Find each line holding "title" and copy it out.

— BEGIN —

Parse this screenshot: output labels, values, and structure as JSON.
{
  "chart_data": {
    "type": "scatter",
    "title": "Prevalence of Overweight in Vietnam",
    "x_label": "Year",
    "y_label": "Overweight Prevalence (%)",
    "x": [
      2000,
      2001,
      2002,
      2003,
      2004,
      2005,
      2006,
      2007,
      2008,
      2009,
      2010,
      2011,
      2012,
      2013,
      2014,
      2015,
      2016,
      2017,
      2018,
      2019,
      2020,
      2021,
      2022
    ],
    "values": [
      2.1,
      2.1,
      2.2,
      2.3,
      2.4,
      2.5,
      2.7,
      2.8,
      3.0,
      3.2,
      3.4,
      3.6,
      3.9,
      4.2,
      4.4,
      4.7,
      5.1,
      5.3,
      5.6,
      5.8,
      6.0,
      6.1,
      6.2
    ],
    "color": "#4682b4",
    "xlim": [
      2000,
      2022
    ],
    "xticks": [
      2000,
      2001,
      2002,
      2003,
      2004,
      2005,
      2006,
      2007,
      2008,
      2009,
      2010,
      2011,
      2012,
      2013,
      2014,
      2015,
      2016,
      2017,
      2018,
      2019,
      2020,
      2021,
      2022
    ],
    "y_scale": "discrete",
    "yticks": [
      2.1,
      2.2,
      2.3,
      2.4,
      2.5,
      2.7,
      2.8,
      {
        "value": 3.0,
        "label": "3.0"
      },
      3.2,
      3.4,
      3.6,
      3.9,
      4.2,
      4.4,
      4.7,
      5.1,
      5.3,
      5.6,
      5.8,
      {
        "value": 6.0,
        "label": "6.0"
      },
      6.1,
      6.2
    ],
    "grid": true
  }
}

— END —
— BEGIN —

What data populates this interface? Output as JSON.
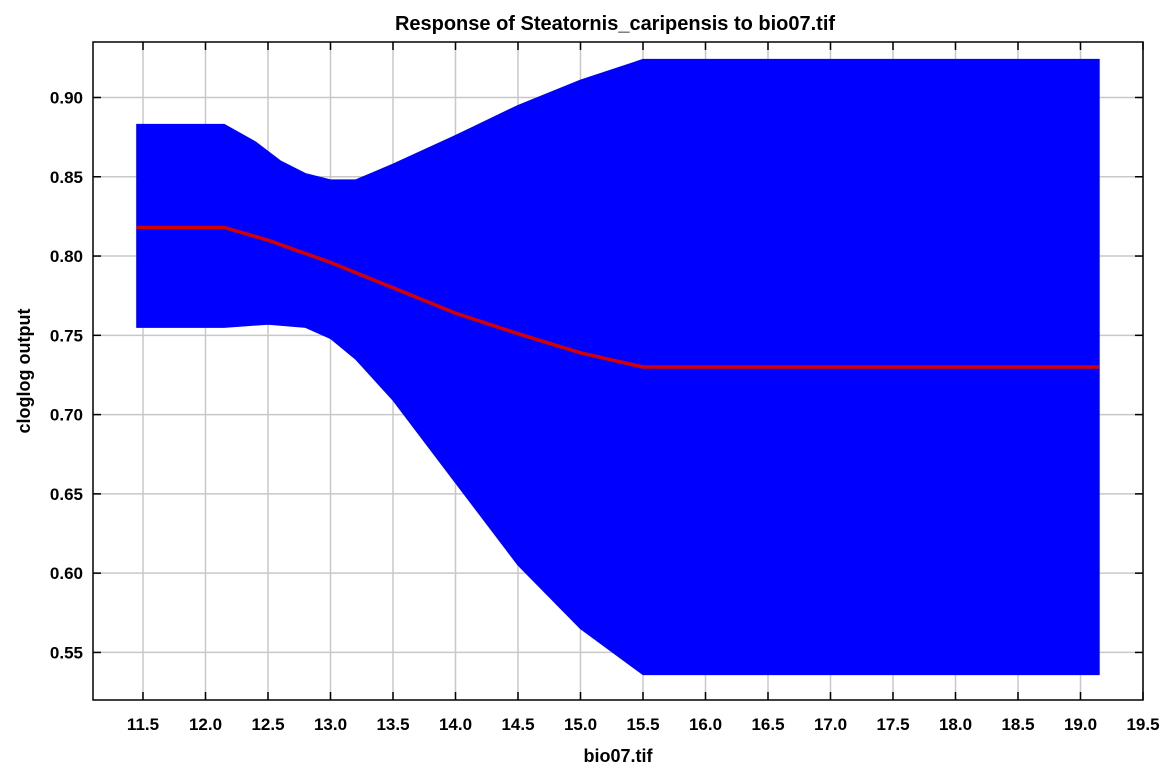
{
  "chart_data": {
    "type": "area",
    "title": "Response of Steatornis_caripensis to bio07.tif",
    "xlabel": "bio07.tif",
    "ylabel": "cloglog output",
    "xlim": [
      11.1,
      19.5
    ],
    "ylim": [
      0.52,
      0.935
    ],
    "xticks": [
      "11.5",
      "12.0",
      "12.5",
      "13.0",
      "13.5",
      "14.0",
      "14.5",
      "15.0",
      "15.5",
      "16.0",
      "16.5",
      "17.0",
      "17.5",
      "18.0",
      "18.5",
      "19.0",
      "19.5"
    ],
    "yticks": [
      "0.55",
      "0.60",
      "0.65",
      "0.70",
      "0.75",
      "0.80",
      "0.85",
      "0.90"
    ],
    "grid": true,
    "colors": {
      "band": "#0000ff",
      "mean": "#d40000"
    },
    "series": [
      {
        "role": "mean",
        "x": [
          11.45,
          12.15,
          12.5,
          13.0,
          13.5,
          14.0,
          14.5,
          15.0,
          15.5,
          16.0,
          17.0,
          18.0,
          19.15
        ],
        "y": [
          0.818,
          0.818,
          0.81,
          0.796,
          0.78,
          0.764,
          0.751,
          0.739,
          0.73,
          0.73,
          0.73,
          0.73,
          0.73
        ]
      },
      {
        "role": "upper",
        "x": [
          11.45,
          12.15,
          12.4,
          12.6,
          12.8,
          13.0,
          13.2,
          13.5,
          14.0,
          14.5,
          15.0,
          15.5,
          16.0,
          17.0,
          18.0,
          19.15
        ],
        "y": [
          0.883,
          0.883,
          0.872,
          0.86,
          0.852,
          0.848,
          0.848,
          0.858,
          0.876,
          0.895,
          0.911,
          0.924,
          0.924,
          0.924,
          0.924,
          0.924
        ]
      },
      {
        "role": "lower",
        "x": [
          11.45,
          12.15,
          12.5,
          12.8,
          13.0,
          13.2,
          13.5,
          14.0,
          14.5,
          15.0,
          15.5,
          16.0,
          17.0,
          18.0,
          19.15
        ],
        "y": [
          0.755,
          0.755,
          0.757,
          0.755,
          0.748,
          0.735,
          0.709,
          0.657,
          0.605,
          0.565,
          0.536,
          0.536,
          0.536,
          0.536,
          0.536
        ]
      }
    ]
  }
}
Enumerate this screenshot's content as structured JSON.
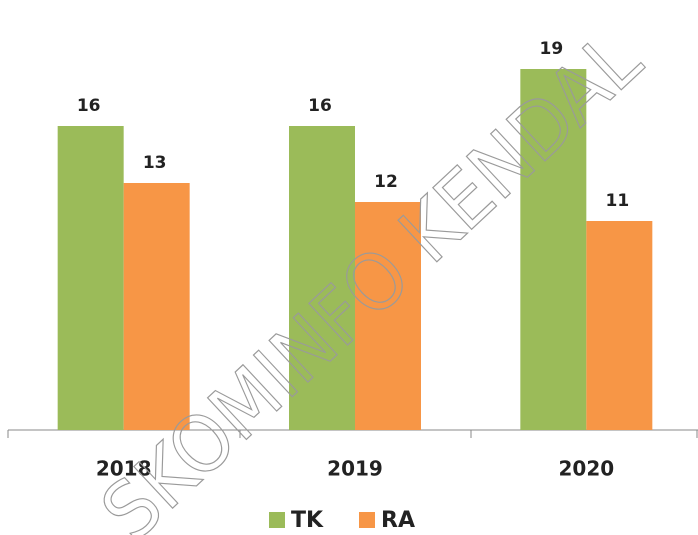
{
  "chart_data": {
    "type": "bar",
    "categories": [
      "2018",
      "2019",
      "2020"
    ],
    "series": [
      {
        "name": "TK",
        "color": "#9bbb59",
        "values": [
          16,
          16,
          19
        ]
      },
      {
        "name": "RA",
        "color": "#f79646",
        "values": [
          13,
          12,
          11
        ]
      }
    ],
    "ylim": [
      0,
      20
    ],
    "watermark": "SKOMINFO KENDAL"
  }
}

— END —

**OUTPUT OF THE TASK**
    "title": "Prevalence of Overweight in Vietnam",
    "title": "Response of Steatornis_caripensis to bio07.tif",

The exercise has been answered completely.